Stated task:
Please copy every one of the following lines word for word, and leave the pictures out of your answer.

Data:
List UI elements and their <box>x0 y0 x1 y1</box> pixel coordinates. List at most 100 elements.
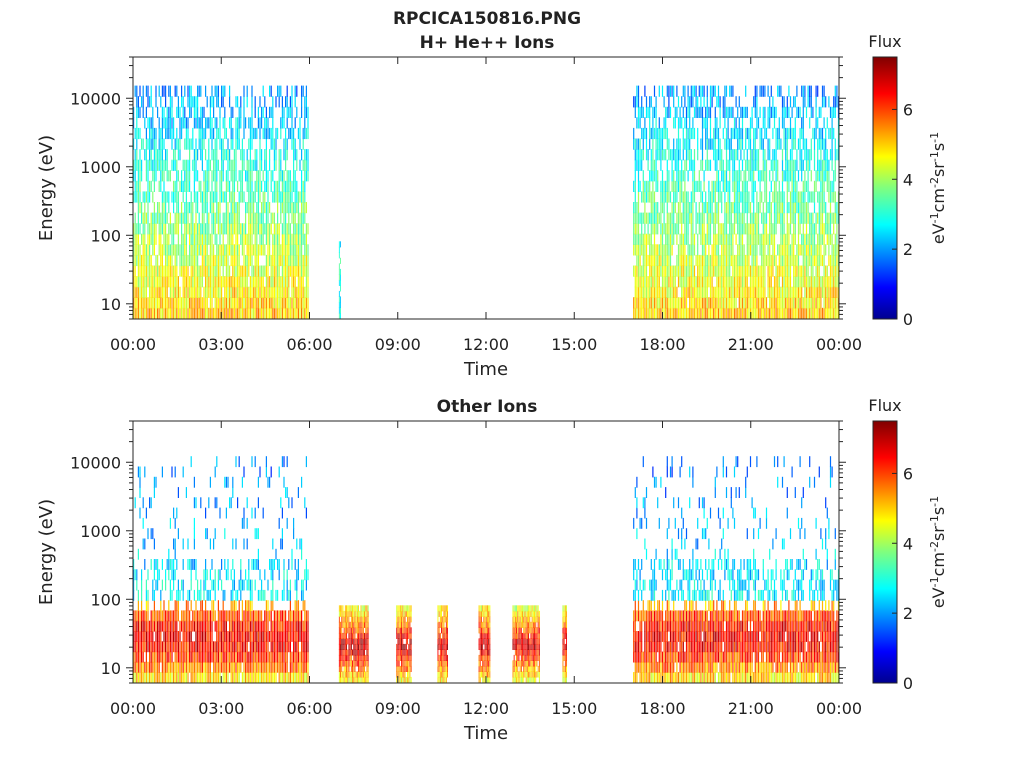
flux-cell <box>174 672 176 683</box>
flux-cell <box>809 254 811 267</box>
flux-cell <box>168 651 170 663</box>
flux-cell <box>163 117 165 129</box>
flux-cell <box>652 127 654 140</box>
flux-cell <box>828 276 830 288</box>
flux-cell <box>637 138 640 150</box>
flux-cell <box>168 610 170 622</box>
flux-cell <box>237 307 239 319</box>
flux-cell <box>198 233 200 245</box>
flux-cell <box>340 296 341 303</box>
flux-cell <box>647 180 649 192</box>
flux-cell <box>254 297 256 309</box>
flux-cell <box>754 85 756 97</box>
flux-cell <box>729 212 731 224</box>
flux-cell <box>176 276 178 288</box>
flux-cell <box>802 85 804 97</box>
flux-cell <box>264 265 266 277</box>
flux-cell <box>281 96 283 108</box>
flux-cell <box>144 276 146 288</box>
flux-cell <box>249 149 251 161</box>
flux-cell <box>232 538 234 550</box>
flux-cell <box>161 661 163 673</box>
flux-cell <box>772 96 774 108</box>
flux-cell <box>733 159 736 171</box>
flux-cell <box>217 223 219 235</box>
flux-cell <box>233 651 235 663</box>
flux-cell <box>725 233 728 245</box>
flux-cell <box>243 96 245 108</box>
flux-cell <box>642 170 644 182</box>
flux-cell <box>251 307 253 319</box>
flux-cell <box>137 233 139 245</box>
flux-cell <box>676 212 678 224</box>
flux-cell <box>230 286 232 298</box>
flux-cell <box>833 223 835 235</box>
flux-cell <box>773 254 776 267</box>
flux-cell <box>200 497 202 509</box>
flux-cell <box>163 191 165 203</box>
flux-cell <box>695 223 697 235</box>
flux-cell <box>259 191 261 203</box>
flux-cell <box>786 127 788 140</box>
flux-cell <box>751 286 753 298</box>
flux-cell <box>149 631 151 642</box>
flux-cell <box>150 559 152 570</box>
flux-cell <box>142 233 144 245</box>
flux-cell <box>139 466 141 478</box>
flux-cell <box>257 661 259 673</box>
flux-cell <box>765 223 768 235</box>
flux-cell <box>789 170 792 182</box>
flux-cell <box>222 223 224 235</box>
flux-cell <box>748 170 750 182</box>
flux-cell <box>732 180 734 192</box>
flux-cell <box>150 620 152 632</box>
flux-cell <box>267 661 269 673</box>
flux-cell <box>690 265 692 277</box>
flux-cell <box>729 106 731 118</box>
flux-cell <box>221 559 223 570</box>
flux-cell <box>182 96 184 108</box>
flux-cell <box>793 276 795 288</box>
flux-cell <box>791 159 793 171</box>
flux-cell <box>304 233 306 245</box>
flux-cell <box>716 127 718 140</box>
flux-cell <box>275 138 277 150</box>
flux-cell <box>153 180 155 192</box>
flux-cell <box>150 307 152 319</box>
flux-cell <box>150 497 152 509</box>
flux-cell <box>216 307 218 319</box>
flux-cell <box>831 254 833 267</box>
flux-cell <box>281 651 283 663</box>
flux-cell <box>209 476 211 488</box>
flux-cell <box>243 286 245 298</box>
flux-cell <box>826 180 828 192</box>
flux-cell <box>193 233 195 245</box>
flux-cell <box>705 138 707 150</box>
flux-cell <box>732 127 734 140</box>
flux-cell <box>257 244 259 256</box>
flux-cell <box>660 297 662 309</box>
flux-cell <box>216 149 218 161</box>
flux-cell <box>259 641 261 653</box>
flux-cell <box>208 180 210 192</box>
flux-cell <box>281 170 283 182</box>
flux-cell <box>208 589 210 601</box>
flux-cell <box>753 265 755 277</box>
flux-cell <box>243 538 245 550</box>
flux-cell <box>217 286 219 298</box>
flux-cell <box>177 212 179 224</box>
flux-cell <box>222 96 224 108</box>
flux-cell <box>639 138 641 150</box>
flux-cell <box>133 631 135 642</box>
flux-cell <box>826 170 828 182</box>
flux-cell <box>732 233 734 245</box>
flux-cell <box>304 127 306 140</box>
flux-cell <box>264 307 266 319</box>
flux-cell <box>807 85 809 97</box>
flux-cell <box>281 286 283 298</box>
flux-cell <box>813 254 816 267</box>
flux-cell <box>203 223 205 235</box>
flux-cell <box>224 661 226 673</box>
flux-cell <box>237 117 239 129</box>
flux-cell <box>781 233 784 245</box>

Result for this exercise:
List UI elements and their <box>x0 y0 x1 y1</box> pixel coordinates. List at most 100 elements.
flux-cell <box>174 672 176 683</box>
flux-cell <box>809 254 811 267</box>
flux-cell <box>168 651 170 663</box>
flux-cell <box>163 117 165 129</box>
flux-cell <box>652 127 654 140</box>
flux-cell <box>828 276 830 288</box>
flux-cell <box>637 138 640 150</box>
flux-cell <box>168 610 170 622</box>
flux-cell <box>237 307 239 319</box>
flux-cell <box>198 233 200 245</box>
flux-cell <box>340 296 341 303</box>
flux-cell <box>647 180 649 192</box>
flux-cell <box>254 297 256 309</box>
flux-cell <box>754 85 756 97</box>
flux-cell <box>729 212 731 224</box>
flux-cell <box>176 276 178 288</box>
flux-cell <box>802 85 804 97</box>
flux-cell <box>264 265 266 277</box>
flux-cell <box>281 96 283 108</box>
flux-cell <box>144 276 146 288</box>
flux-cell <box>249 149 251 161</box>
flux-cell <box>232 538 234 550</box>
flux-cell <box>161 661 163 673</box>
flux-cell <box>772 96 774 108</box>
flux-cell <box>733 159 736 171</box>
flux-cell <box>217 223 219 235</box>
flux-cell <box>233 651 235 663</box>
flux-cell <box>725 233 728 245</box>
flux-cell <box>243 96 245 108</box>
flux-cell <box>642 170 644 182</box>
flux-cell <box>251 307 253 319</box>
flux-cell <box>137 233 139 245</box>
flux-cell <box>676 212 678 224</box>
flux-cell <box>230 286 232 298</box>
flux-cell <box>833 223 835 235</box>
flux-cell <box>773 254 776 267</box>
flux-cell <box>200 497 202 509</box>
flux-cell <box>163 191 165 203</box>
flux-cell <box>695 223 697 235</box>
flux-cell <box>259 191 261 203</box>
flux-cell <box>786 127 788 140</box>
flux-cell <box>751 286 753 298</box>
flux-cell <box>149 631 151 642</box>
flux-cell <box>150 559 152 570</box>
flux-cell <box>142 233 144 245</box>
flux-cell <box>139 466 141 478</box>
flux-cell <box>257 661 259 673</box>
flux-cell <box>765 223 768 235</box>
flux-cell <box>789 170 792 182</box>
flux-cell <box>222 223 224 235</box>
flux-cell <box>748 170 750 182</box>
flux-cell <box>732 180 734 192</box>
flux-cell <box>150 620 152 632</box>
flux-cell <box>267 661 269 673</box>
flux-cell <box>690 265 692 277</box>
flux-cell <box>729 106 731 118</box>
flux-cell <box>221 559 223 570</box>
flux-cell <box>182 96 184 108</box>
flux-cell <box>793 276 795 288</box>
flux-cell <box>791 159 793 171</box>
flux-cell <box>304 233 306 245</box>
flux-cell <box>716 127 718 140</box>
flux-cell <box>275 138 277 150</box>
flux-cell <box>153 180 155 192</box>
flux-cell <box>150 307 152 319</box>
flux-cell <box>150 497 152 509</box>
flux-cell <box>216 307 218 319</box>
flux-cell <box>831 254 833 267</box>
flux-cell <box>281 651 283 663</box>
flux-cell <box>209 476 211 488</box>
flux-cell <box>243 286 245 298</box>
flux-cell <box>826 180 828 192</box>
flux-cell <box>193 233 195 245</box>
flux-cell <box>705 138 707 150</box>
flux-cell <box>732 127 734 140</box>
flux-cell <box>257 244 259 256</box>
flux-cell <box>660 297 662 309</box>
flux-cell <box>216 149 218 161</box>
flux-cell <box>259 641 261 653</box>
flux-cell <box>208 180 210 192</box>
flux-cell <box>281 170 283 182</box>
flux-cell <box>208 589 210 601</box>
flux-cell <box>753 265 755 277</box>
flux-cell <box>243 538 245 550</box>
flux-cell <box>217 286 219 298</box>
flux-cell <box>177 212 179 224</box>
flux-cell <box>222 96 224 108</box>
flux-cell <box>639 138 641 150</box>
flux-cell <box>133 631 135 642</box>
flux-cell <box>826 170 828 182</box>
flux-cell <box>732 233 734 245</box>
flux-cell <box>304 127 306 140</box>
flux-cell <box>264 307 266 319</box>
flux-cell <box>807 85 809 97</box>
flux-cell <box>281 286 283 298</box>
flux-cell <box>813 254 816 267</box>
flux-cell <box>203 223 205 235</box>
flux-cell <box>224 661 226 673</box>
flux-cell <box>237 117 239 129</box>
flux-cell <box>781 233 784 245</box>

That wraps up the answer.